▸ Objective
Return unchanged every line of the listing, from its first line through the line containing "legend-item: S30_F5.6: [1288, 224, 1418, 240]", both included.

▸ Dataset excerpt
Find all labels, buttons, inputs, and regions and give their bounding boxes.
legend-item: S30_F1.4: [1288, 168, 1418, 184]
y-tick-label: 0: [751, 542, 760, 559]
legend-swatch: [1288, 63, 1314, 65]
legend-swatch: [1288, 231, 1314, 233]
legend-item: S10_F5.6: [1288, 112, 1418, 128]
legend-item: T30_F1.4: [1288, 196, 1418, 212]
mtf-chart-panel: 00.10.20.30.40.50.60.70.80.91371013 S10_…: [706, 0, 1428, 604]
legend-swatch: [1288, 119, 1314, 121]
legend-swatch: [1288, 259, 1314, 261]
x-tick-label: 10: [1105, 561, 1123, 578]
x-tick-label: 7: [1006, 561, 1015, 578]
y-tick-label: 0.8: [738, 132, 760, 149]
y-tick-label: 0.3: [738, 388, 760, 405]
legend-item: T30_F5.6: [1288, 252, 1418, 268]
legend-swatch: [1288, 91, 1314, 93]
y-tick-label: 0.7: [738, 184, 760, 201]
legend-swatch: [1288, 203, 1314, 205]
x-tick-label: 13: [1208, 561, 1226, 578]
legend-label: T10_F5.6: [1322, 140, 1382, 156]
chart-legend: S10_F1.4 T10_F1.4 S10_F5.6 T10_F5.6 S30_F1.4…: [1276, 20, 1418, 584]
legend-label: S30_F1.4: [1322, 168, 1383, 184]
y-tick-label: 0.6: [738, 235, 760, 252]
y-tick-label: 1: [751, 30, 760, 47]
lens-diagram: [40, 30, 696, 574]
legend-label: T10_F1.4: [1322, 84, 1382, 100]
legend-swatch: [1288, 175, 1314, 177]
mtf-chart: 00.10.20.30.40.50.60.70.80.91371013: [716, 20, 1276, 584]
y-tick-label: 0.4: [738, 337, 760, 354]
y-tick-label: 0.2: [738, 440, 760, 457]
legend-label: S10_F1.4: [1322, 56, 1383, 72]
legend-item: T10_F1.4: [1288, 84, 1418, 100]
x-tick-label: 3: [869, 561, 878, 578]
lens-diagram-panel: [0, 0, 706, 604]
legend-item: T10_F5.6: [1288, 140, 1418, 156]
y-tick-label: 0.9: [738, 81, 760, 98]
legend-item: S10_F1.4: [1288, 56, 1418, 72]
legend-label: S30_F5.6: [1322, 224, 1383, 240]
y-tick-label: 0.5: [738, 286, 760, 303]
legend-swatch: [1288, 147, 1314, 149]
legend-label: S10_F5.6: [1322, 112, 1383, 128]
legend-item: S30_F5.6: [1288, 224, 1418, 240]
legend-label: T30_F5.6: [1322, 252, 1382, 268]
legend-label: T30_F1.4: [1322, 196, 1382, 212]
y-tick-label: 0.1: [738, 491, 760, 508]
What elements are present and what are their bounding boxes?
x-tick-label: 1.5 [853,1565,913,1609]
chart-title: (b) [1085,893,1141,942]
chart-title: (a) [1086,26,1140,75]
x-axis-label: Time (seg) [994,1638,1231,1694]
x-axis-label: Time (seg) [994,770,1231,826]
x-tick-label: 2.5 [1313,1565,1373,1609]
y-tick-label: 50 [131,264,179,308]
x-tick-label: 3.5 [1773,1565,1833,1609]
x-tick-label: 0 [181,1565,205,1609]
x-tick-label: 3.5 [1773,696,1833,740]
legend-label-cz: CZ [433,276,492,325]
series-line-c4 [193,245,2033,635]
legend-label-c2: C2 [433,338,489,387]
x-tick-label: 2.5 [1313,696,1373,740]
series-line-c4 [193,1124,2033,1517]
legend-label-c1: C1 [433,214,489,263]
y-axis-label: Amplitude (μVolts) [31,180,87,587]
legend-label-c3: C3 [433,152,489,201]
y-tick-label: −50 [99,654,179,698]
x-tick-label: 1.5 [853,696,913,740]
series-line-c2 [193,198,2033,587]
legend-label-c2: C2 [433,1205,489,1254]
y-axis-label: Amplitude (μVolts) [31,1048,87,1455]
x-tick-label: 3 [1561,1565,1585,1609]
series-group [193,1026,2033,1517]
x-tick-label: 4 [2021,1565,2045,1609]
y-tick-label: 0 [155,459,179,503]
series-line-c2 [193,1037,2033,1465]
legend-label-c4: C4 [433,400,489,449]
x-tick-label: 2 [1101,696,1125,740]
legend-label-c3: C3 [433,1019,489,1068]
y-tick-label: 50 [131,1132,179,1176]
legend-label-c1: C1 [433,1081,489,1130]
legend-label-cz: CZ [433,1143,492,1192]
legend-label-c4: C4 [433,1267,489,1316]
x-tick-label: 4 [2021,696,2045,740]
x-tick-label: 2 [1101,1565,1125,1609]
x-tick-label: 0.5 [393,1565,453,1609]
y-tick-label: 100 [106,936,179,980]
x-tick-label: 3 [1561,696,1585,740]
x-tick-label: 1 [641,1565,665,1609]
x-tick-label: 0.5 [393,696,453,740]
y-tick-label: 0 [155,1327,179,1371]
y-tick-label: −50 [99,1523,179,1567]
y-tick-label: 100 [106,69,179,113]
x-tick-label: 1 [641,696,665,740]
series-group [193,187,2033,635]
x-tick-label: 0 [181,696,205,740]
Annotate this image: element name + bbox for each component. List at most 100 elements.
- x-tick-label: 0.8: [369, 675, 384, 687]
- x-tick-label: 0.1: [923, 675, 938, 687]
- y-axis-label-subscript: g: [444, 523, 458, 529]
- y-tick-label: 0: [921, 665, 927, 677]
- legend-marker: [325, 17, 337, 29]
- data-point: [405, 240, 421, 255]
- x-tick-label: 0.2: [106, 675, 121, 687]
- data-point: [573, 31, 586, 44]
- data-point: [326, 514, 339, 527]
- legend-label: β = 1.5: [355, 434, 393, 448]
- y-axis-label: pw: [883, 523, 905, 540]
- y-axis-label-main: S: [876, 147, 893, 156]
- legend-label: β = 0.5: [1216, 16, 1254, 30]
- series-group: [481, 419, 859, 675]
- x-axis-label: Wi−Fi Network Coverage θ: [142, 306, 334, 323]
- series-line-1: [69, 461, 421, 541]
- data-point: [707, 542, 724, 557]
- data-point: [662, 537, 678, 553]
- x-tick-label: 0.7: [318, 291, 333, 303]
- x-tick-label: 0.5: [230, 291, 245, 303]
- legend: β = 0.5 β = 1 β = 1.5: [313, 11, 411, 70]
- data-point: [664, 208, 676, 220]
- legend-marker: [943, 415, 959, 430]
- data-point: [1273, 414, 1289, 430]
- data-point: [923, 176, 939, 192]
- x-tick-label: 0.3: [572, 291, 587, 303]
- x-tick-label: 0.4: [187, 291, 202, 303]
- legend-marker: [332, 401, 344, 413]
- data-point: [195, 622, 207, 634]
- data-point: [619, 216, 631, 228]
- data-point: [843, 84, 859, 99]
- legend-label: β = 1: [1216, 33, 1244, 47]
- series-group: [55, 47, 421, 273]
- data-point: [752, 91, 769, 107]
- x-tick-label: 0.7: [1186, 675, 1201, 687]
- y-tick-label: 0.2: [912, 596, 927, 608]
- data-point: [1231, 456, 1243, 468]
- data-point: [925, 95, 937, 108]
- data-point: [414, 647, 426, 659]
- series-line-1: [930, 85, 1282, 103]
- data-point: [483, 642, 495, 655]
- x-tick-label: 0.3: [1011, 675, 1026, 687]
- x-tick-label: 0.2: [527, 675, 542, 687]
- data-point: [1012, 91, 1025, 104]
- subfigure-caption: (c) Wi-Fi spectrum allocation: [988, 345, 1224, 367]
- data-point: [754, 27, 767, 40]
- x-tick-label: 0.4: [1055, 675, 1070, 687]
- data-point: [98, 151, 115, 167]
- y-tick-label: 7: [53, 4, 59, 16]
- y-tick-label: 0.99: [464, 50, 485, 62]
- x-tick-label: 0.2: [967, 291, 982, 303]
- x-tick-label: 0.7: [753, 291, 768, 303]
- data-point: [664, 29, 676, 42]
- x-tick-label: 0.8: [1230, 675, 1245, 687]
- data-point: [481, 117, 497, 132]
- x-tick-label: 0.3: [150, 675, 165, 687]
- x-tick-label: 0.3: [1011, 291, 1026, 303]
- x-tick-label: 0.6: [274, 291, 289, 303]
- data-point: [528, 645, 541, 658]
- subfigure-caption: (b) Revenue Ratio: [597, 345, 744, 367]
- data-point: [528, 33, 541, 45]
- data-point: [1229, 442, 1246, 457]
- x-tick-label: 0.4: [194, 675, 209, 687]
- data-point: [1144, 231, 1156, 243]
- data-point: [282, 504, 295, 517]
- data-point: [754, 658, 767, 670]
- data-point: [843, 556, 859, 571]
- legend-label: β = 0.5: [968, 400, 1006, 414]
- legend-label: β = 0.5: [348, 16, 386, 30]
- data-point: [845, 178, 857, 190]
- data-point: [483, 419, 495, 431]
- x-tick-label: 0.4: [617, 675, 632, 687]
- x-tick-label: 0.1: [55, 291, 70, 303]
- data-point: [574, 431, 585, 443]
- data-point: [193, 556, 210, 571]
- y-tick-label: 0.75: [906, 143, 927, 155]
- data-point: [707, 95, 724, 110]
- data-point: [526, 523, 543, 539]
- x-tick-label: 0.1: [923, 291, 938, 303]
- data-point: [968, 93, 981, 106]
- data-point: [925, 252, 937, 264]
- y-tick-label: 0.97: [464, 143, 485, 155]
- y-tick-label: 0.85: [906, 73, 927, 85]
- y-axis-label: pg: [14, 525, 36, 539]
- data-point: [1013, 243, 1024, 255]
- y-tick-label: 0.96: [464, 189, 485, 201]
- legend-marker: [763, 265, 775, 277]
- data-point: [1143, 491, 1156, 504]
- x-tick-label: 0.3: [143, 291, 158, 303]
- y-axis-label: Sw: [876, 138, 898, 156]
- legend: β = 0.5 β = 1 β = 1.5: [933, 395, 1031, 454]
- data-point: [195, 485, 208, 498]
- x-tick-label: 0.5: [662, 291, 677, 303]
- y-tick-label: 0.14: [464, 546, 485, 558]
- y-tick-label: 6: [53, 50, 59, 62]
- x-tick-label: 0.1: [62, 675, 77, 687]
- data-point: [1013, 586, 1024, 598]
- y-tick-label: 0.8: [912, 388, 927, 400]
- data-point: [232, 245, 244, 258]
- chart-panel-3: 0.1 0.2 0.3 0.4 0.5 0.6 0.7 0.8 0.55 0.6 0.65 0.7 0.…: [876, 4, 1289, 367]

▸ Output of the task
Find all labels, buttons, inputs, and regions and give their bounding boxes.
legend-item: S30_F1.4: [1288, 168, 1418, 184]
y-tick-label: 0: [751, 542, 760, 559]
legend-swatch: [1288, 63, 1314, 65]
legend-swatch: [1288, 231, 1314, 233]
legend-item: S10_F5.6: [1288, 112, 1418, 128]
legend-item: T30_F1.4: [1288, 196, 1418, 212]
mtf-chart-panel: 00.10.20.30.40.50.60.70.80.91371013 S10_…: [706, 0, 1428, 604]
legend-swatch: [1288, 119, 1314, 121]
legend-swatch: [1288, 259, 1314, 261]
x-tick-label: 10: [1105, 561, 1123, 578]
x-tick-label: 7: [1006, 561, 1015, 578]
y-tick-label: 0.8: [738, 132, 760, 149]
y-tick-label: 0.3: [738, 388, 760, 405]
legend-item: T30_F5.6: [1288, 252, 1418, 268]
legend-swatch: [1288, 91, 1314, 93]
y-tick-label: 0.7: [738, 184, 760, 201]
legend-swatch: [1288, 203, 1314, 205]
x-tick-label: 13: [1208, 561, 1226, 578]
legend-label: T10_F5.6: [1322, 140, 1382, 156]
chart-legend: S10_F1.4 T10_F1.4 S10_F5.6 T10_F5.6 S30_F1.4…: [1276, 20, 1418, 584]
legend-label: S30_F1.4: [1322, 168, 1383, 184]
y-tick-label: 0.6: [738, 235, 760, 252]
y-tick-label: 1: [751, 30, 760, 47]
lens-diagram: [40, 30, 696, 574]
legend-label: T10_F1.4: [1322, 84, 1382, 100]
legend-swatch: [1288, 175, 1314, 177]
mtf-chart: 00.10.20.30.40.50.60.70.80.91371013: [716, 20, 1276, 584]
y-tick-label: 0.4: [738, 337, 760, 354]
y-tick-label: 0.2: [738, 440, 760, 457]
legend-label: S10_F1.4: [1322, 56, 1383, 72]
legend-item: T10_F1.4: [1288, 84, 1418, 100]
x-tick-label: 3: [869, 561, 878, 578]
lens-diagram-panel: [0, 0, 706, 604]
legend-item: T10_F5.6: [1288, 140, 1418, 156]
y-tick-label: 0.9: [738, 81, 760, 98]
legend-item: S10_F1.4: [1288, 56, 1418, 72]
legend-label: S30_F5.6: [1322, 224, 1383, 240]
y-tick-label: 0.5: [738, 286, 760, 303]
legend-swatch: [1288, 147, 1314, 149]
legend-label: S10_F5.6: [1322, 112, 1383, 128]
legend-item: S30_F5.6: [1288, 224, 1418, 240]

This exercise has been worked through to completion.